> _Exercise directions_: Restate the material word for word and leave out anything that is a picture.

> _Data for this task_:
----------------------------------------
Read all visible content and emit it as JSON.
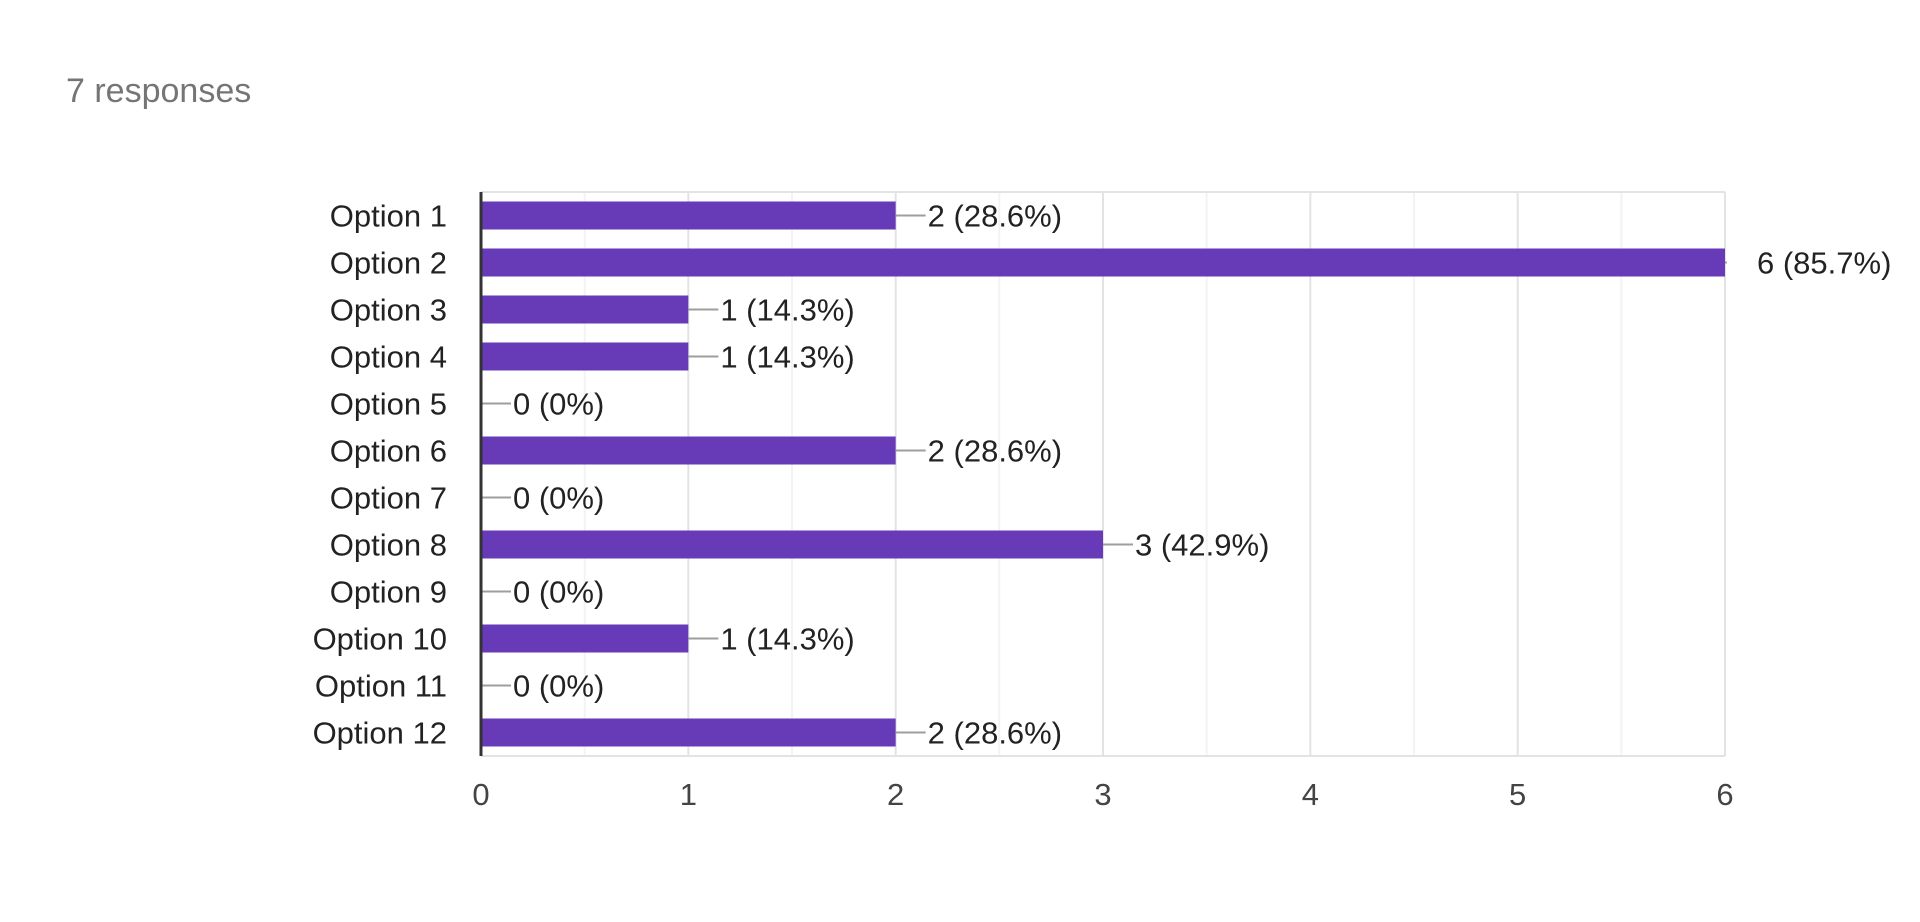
{
  "summary": {
    "responses_label": "7 responses"
  },
  "colors": {
    "bar": "#673ab7",
    "grid_major": "#e3e3e3",
    "grid_minor": "#f3f3f3",
    "axis": "#333333",
    "leader": "#9e9e9e",
    "category_text": "#222222",
    "tick_text": "#444444",
    "value_text": "#222222"
  },
  "chart_data": {
    "type": "bar",
    "orientation": "horizontal",
    "categories": [
      "Option 1",
      "Option 2",
      "Option 3",
      "Option 4",
      "Option 5",
      "Option 6",
      "Option 7",
      "Option 8",
      "Option 9",
      "Option 10",
      "Option 11",
      "Option 12"
    ],
    "values": [
      2,
      6,
      1,
      1,
      0,
      2,
      0,
      3,
      0,
      1,
      0,
      2
    ],
    "value_labels": [
      "2 (28.6%)",
      "6 (85.7%)",
      "1 (14.3%)",
      "1 (14.3%)",
      "0 (0%)",
      "2 (28.6%)",
      "0 (0%)",
      "3 (42.9%)",
      "0 (0%)",
      "1 (14.3%)",
      "0 (0%)",
      "2 (28.6%)"
    ],
    "xticks": [
      "0",
      "1",
      "2",
      "3",
      "4",
      "5",
      "6"
    ],
    "xlim": [
      0,
      6
    ],
    "grid": true,
    "legend": "none"
  }
}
----------------------------------------
> _Complete answer_:
Read all visible content and emit it as JSON.
{
  "summary": {
    "responses_label": "7 responses"
  },
  "colors": {
    "bar": "#673ab7",
    "grid_major": "#e3e3e3",
    "grid_minor": "#f3f3f3",
    "axis": "#333333",
    "leader": "#9e9e9e",
    "category_text": "#222222",
    "tick_text": "#444444",
    "value_text": "#222222"
  },
  "chart_data": {
    "type": "bar",
    "orientation": "horizontal",
    "categories": [
      "Option 1",
      "Option 2",
      "Option 3",
      "Option 4",
      "Option 5",
      "Option 6",
      "Option 7",
      "Option 8",
      "Option 9",
      "Option 10",
      "Option 11",
      "Option 12"
    ],
    "values": [
      2,
      6,
      1,
      1,
      0,
      2,
      0,
      3,
      0,
      1,
      0,
      2
    ],
    "value_labels": [
      "2 (28.6%)",
      "6 (85.7%)",
      "1 (14.3%)",
      "1 (14.3%)",
      "0 (0%)",
      "2 (28.6%)",
      "0 (0%)",
      "3 (42.9%)",
      "0 (0%)",
      "1 (14.3%)",
      "0 (0%)",
      "2 (28.6%)"
    ],
    "xticks": [
      "0",
      "1",
      "2",
      "3",
      "4",
      "5",
      "6"
    ],
    "xlim": [
      0,
      6
    ],
    "grid": true,
    "legend": "none"
  }
}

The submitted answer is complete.